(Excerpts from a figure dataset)
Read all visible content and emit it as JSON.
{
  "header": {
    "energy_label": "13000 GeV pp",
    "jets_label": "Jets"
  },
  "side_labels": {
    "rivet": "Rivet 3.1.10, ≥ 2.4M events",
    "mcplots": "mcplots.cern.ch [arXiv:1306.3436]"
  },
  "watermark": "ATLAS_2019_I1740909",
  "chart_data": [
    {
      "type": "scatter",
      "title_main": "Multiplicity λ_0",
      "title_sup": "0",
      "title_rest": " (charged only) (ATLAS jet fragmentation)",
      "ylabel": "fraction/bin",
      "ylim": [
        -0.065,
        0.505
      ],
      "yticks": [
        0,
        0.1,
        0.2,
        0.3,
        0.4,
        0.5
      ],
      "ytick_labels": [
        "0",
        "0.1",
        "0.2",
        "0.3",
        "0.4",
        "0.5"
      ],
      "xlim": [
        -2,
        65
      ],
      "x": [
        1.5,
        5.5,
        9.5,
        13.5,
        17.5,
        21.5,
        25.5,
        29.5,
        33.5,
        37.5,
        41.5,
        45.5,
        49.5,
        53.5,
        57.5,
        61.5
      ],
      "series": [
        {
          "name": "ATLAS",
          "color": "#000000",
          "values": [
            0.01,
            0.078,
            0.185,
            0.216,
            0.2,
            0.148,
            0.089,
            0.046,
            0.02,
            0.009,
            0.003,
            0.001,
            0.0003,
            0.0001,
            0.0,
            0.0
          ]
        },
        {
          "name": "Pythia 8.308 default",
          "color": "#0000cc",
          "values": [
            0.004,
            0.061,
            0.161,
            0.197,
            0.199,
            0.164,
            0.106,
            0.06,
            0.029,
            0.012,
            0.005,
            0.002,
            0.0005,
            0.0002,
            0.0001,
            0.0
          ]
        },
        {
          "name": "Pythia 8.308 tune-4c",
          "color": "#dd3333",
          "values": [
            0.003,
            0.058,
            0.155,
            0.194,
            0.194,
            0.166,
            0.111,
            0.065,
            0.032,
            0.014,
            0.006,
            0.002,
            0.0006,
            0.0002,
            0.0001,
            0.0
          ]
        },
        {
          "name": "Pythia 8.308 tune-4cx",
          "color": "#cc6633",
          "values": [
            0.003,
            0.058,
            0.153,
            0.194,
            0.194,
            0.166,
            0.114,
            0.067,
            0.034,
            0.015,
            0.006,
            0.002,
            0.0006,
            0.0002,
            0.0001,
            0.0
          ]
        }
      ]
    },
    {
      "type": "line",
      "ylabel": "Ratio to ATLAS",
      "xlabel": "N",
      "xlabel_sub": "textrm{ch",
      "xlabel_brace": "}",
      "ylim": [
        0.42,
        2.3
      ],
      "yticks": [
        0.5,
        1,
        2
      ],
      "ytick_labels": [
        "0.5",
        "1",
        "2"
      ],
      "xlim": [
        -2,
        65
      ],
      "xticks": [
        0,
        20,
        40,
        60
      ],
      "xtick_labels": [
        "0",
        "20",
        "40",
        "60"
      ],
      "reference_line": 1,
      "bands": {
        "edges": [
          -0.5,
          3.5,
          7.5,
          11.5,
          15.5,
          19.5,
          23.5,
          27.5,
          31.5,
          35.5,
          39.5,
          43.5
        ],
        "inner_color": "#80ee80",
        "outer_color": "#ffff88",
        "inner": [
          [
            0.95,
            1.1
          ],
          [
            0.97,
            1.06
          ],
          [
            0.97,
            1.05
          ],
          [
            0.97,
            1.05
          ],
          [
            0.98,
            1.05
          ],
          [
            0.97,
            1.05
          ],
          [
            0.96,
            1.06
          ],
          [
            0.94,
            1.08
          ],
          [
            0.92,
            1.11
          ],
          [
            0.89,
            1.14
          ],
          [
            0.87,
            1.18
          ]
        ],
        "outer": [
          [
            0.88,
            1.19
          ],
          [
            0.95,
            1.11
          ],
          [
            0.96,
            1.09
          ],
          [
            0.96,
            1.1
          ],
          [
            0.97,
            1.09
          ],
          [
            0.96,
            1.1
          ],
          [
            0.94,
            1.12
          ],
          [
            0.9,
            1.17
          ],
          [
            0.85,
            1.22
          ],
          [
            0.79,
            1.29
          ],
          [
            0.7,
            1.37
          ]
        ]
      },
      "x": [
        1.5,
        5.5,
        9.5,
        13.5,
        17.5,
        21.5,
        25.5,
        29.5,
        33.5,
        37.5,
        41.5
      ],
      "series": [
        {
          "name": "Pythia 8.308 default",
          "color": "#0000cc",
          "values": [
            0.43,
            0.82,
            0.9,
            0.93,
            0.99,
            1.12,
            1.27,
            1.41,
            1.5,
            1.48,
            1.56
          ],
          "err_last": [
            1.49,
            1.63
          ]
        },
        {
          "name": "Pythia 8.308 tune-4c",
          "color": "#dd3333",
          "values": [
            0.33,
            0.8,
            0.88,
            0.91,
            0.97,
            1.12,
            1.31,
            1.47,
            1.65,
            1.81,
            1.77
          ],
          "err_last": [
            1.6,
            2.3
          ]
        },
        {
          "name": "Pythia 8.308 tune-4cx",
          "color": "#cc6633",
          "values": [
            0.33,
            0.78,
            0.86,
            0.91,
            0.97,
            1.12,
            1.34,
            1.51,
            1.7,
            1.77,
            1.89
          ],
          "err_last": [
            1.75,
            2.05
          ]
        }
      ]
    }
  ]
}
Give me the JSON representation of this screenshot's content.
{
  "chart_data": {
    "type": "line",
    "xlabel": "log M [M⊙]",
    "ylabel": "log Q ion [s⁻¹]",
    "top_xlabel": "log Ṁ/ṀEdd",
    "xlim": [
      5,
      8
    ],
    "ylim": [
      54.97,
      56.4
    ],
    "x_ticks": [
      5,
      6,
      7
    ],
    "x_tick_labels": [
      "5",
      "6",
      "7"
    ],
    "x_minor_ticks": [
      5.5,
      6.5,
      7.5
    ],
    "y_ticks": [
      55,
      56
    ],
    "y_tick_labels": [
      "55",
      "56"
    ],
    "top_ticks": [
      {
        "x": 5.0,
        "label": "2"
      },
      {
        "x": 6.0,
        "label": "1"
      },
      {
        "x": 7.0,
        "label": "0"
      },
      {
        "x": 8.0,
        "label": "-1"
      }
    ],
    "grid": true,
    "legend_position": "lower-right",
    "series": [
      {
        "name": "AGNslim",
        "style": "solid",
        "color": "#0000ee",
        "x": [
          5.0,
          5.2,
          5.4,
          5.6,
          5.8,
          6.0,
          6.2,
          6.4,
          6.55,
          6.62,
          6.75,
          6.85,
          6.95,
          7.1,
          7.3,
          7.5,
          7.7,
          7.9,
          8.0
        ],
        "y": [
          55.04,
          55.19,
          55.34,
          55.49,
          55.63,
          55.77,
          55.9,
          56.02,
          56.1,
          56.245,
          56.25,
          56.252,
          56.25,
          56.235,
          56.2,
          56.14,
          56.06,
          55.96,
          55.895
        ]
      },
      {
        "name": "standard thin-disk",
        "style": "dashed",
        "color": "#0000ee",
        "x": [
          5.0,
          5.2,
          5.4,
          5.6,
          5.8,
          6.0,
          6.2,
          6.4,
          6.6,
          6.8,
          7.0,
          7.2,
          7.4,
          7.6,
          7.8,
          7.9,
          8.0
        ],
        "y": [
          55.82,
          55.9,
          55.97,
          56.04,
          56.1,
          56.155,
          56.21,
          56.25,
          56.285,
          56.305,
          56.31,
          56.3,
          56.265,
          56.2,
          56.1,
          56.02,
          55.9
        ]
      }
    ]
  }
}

## [Given request]
Using the data above, output each line exactly.

## [Exercise result]
Read all visible content and emit it as JSON.
{
  "header": {
    "energy_label": "13000 GeV pp",
    "jets_label": "Jets"
  },
  "side_labels": {
    "rivet": "Rivet 3.1.10, ≥ 2.4M events",
    "mcplots": "mcplots.cern.ch [arXiv:1306.3436]"
  },
  "watermark": "ATLAS_2019_I1740909",
  "chart_data": [
    {
      "type": "scatter",
      "title_main": "Multiplicity λ_0",
      "title_sup": "0",
      "title_rest": " (charged only) (ATLAS jet fragmentation)",
      "ylabel": "fraction/bin",
      "ylim": [
        -0.065,
        0.505
      ],
      "yticks": [
        0,
        0.1,
        0.2,
        0.3,
        0.4,
        0.5
      ],
      "ytick_labels": [
        "0",
        "0.1",
        "0.2",
        "0.3",
        "0.4",
        "0.5"
      ],
      "xlim": [
        -2,
        65
      ],
      "x": [
        1.5,
        5.5,
        9.5,
        13.5,
        17.5,
        21.5,
        25.5,
        29.5,
        33.5,
        37.5,
        41.5,
        45.5,
        49.5,
        53.5,
        57.5,
        61.5
      ],
      "series": [
        {
          "name": "ATLAS",
          "color": "#000000",
          "values": [
            0.01,
            0.078,
            0.185,
            0.216,
            0.2,
            0.148,
            0.089,
            0.046,
            0.02,
            0.009,
            0.003,
            0.001,
            0.0003,
            0.0001,
            0.0,
            0.0
          ]
        },
        {
          "name": "Pythia 8.308 default",
          "color": "#0000cc",
          "values": [
            0.004,
            0.061,
            0.161,
            0.197,
            0.199,
            0.164,
            0.106,
            0.06,
            0.029,
            0.012,
            0.005,
            0.002,
            0.0005,
            0.0002,
            0.0001,
            0.0
          ]
        },
        {
          "name": "Pythia 8.308 tune-4c",
          "color": "#dd3333",
          "values": [
            0.003,
            0.058,
            0.155,
            0.194,
            0.194,
            0.166,
            0.111,
            0.065,
            0.032,
            0.014,
            0.006,
            0.002,
            0.0006,
            0.0002,
            0.0001,
            0.0
          ]
        },
        {
          "name": "Pythia 8.308 tune-4cx",
          "color": "#cc6633",
          "values": [
            0.003,
            0.058,
            0.153,
            0.194,
            0.194,
            0.166,
            0.114,
            0.067,
            0.034,
            0.015,
            0.006,
            0.002,
            0.0006,
            0.0002,
            0.0001,
            0.0
          ]
        }
      ]
    },
    {
      "type": "line",
      "ylabel": "Ratio to ATLAS",
      "xlabel": "N",
      "xlabel_sub": "textrm{ch",
      "xlabel_brace": "}",
      "ylim": [
        0.42,
        2.3
      ],
      "yticks": [
        0.5,
        1,
        2
      ],
      "ytick_labels": [
        "0.5",
        "1",
        "2"
      ],
      "xlim": [
        -2,
        65
      ],
      "xticks": [
        0,
        20,
        40,
        60
      ],
      "xtick_labels": [
        "0",
        "20",
        "40",
        "60"
      ],
      "reference_line": 1,
      "bands": {
        "edges": [
          -0.5,
          3.5,
          7.5,
          11.5,
          15.5,
          19.5,
          23.5,
          27.5,
          31.5,
          35.5,
          39.5,
          43.5
        ],
        "inner_color": "#80ee80",
        "outer_color": "#ffff88",
        "inner": [
          [
            0.95,
            1.1
          ],
          [
            0.97,
            1.06
          ],
          [
            0.97,
            1.05
          ],
          [
            0.97,
            1.05
          ],
          [
            0.98,
            1.05
          ],
          [
            0.97,
            1.05
          ],
          [
            0.96,
            1.06
          ],
          [
            0.94,
            1.08
          ],
          [
            0.92,
            1.11
          ],
          [
            0.89,
            1.14
          ],
          [
            0.87,
            1.18
          ]
        ],
        "outer": [
          [
            0.88,
            1.19
          ],
          [
            0.95,
            1.11
          ],
          [
            0.96,
            1.09
          ],
          [
            0.96,
            1.1
          ],
          [
            0.97,
            1.09
          ],
          [
            0.96,
            1.1
          ],
          [
            0.94,
            1.12
          ],
          [
            0.9,
            1.17
          ],
          [
            0.85,
            1.22
          ],
          [
            0.79,
            1.29
          ],
          [
            0.7,
            1.37
          ]
        ]
      },
      "x": [
        1.5,
        5.5,
        9.5,
        13.5,
        17.5,
        21.5,
        25.5,
        29.5,
        33.5,
        37.5,
        41.5
      ],
      "series": [
        {
          "name": "Pythia 8.308 default",
          "color": "#0000cc",
          "values": [
            0.43,
            0.82,
            0.9,
            0.93,
            0.99,
            1.12,
            1.27,
            1.41,
            1.5,
            1.48,
            1.56
          ],
          "err_last": [
            1.49,
            1.63
          ]
        },
        {
          "name": "Pythia 8.308 tune-4c",
          "color": "#dd3333",
          "values": [
            0.33,
            0.8,
            0.88,
            0.91,
            0.97,
            1.12,
            1.31,
            1.47,
            1.65,
            1.81,
            1.77
          ],
          "err_last": [
            1.6,
            2.3
          ]
        },
        {
          "name": "Pythia 8.308 tune-4cx",
          "color": "#cc6633",
          "values": [
            0.33,
            0.78,
            0.86,
            0.91,
            0.97,
            1.12,
            1.34,
            1.51,
            1.7,
            1.77,
            1.89
          ],
          "err_last": [
            1.75,
            2.05
          ]
        }
      ]
    }
  ]
}
Give me the JSON representation of this screenshot's content.
{
  "chart_data": {
    "type": "line",
    "xlabel": "log M [M⊙]",
    "ylabel": "log Q ion [s⁻¹]",
    "top_xlabel": "log Ṁ/ṀEdd",
    "xlim": [
      5,
      8
    ],
    "ylim": [
      54.97,
      56.4
    ],
    "x_ticks": [
      5,
      6,
      7
    ],
    "x_tick_labels": [
      "5",
      "6",
      "7"
    ],
    "x_minor_ticks": [
      5.5,
      6.5,
      7.5
    ],
    "y_ticks": [
      55,
      56
    ],
    "y_tick_labels": [
      "55",
      "56"
    ],
    "top_ticks": [
      {
        "x": 5.0,
        "label": "2"
      },
      {
        "x": 6.0,
        "label": "1"
      },
      {
        "x": 7.0,
        "label": "0"
      },
      {
        "x": 8.0,
        "label": "-1"
      }
    ],
    "grid": true,
    "legend_position": "lower-right",
    "series": [
      {
        "name": "AGNslim",
        "style": "solid",
        "color": "#0000ee",
        "x": [
          5.0,
          5.2,
          5.4,
          5.6,
          5.8,
          6.0,
          6.2,
          6.4,
          6.55,
          6.62,
          6.75,
          6.85,
          6.95,
          7.1,
          7.3,
          7.5,
          7.7,
          7.9,
          8.0
        ],
        "y": [
          55.04,
          55.19,
          55.34,
          55.49,
          55.63,
          55.77,
          55.9,
          56.02,
          56.1,
          56.245,
          56.25,
          56.252,
          56.25,
          56.235,
          56.2,
          56.14,
          56.06,
          55.96,
          55.895
        ]
      },
      {
        "name": "standard thin-disk",
        "style": "dashed",
        "color": "#0000ee",
        "x": [
          5.0,
          5.2,
          5.4,
          5.6,
          5.8,
          6.0,
          6.2,
          6.4,
          6.6,
          6.8,
          7.0,
          7.2,
          7.4,
          7.6,
          7.8,
          7.9,
          8.0
        ],
        "y": [
          55.82,
          55.9,
          55.97,
          56.04,
          56.1,
          56.155,
          56.21,
          56.25,
          56.285,
          56.305,
          56.31,
          56.3,
          56.265,
          56.2,
          56.1,
          56.02,
          55.9
        ]
      }
    ]
  }
}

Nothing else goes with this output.